* BEGIN *

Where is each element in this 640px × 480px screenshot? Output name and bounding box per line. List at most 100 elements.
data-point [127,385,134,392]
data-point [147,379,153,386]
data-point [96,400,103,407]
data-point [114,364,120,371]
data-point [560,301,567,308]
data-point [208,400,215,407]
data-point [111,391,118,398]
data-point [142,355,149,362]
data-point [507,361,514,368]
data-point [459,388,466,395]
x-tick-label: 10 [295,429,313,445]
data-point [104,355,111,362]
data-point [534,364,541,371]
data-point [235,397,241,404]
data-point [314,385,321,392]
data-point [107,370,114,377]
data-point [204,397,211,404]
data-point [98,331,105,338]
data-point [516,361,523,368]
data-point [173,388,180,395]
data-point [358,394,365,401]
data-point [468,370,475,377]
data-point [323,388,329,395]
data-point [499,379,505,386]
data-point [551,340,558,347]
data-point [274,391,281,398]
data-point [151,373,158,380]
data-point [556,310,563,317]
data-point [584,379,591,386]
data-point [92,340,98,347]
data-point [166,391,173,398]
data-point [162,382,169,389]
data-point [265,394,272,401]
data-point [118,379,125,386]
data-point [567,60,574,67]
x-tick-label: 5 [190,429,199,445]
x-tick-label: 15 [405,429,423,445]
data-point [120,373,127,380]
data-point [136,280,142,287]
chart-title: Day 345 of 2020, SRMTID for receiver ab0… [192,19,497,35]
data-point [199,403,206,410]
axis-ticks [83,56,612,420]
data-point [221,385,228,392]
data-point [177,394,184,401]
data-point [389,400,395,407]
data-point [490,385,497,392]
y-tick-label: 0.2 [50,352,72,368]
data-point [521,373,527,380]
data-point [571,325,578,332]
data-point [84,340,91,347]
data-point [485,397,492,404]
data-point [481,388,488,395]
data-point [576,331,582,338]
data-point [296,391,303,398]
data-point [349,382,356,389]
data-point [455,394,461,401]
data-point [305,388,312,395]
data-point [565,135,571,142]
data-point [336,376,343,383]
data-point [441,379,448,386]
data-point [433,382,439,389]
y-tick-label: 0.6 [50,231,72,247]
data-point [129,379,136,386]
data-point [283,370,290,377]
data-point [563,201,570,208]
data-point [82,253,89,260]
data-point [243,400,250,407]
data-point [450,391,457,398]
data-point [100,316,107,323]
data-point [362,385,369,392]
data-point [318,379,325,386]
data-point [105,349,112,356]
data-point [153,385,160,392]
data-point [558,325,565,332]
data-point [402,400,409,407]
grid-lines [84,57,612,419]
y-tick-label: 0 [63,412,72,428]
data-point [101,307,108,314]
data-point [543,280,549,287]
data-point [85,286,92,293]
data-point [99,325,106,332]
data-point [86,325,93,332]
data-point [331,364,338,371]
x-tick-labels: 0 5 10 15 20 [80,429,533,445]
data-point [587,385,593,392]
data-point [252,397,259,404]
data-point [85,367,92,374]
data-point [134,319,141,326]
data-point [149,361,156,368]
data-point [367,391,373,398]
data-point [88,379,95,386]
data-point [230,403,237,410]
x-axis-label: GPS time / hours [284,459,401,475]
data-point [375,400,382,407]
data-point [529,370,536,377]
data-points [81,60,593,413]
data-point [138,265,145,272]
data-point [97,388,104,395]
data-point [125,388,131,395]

* END *

» **WHAT THIS TASK INVOLVES**:
Copy all the lines above without changing anything.

» **TASK RESPONSE**:
Where is each element in this 640px × 480px screenshot? Output name and bounding box per line. List at most 100 elements.
data-point [127,385,134,392]
data-point [147,379,153,386]
data-point [96,400,103,407]
data-point [114,364,120,371]
data-point [560,301,567,308]
data-point [208,400,215,407]
data-point [111,391,118,398]
data-point [142,355,149,362]
data-point [507,361,514,368]
data-point [459,388,466,395]
x-tick-label: 10 [295,429,313,445]
data-point [104,355,111,362]
data-point [534,364,541,371]
data-point [235,397,241,404]
data-point [314,385,321,392]
data-point [107,370,114,377]
data-point [204,397,211,404]
data-point [98,331,105,338]
data-point [516,361,523,368]
data-point [173,388,180,395]
data-point [358,394,365,401]
data-point [468,370,475,377]
data-point [323,388,329,395]
data-point [499,379,505,386]
data-point [551,340,558,347]
data-point [274,391,281,398]
data-point [151,373,158,380]
data-point [556,310,563,317]
data-point [584,379,591,386]
data-point [92,340,98,347]
data-point [166,391,173,398]
data-point [162,382,169,389]
data-point [265,394,272,401]
data-point [118,379,125,386]
data-point [567,60,574,67]
x-tick-label: 5 [190,429,199,445]
x-tick-label: 15 [405,429,423,445]
data-point [120,373,127,380]
data-point [136,280,142,287]
chart-title: Day 345 of 2020, SRMTID for receiver ab0… [192,19,497,35]
data-point [199,403,206,410]
axis-ticks [83,56,612,420]
data-point [221,385,228,392]
data-point [177,394,184,401]
data-point [389,400,395,407]
data-point [490,385,497,392]
y-tick-label: 0.2 [50,352,72,368]
data-point [521,373,527,380]
data-point [571,325,578,332]
data-point [84,340,91,347]
data-point [485,397,492,404]
data-point [481,388,488,395]
data-point [576,331,582,338]
data-point [296,391,303,398]
data-point [349,382,356,389]
data-point [455,394,461,401]
data-point [305,388,312,395]
data-point [565,135,571,142]
data-point [336,376,343,383]
data-point [441,379,448,386]
data-point [433,382,439,389]
y-tick-label: 0.6 [50,231,72,247]
data-point [129,379,136,386]
data-point [283,370,290,377]
data-point [563,201,570,208]
data-point [82,253,89,260]
data-point [243,400,250,407]
data-point [450,391,457,398]
data-point [100,316,107,323]
data-point [362,385,369,392]
data-point [318,379,325,386]
data-point [105,349,112,356]
data-point [153,385,160,392]
data-point [558,325,565,332]
data-point [402,400,409,407]
grid-lines [84,57,612,419]
y-tick-label: 0 [63,412,72,428]
data-point [101,307,108,314]
data-point [543,280,549,287]
data-point [85,286,92,293]
data-point [99,325,106,332]
data-point [86,325,93,332]
data-point [331,364,338,371]
x-tick-labels: 0 5 10 15 20 [80,429,533,445]
data-point [587,385,593,392]
data-point [252,397,259,404]
data-point [85,367,92,374]
data-point [134,319,141,326]
data-point [149,361,156,368]
data-point [367,391,373,398]
data-point [88,379,95,386]
data-point [230,403,237,410]
x-axis-label: GPS time / hours [284,459,401,475]
data-point [375,400,382,407]
data-point [529,370,536,377]
data-points [81,60,593,413]
data-point [138,265,145,272]
data-point [97,388,104,395]
data-point [125,388,131,395]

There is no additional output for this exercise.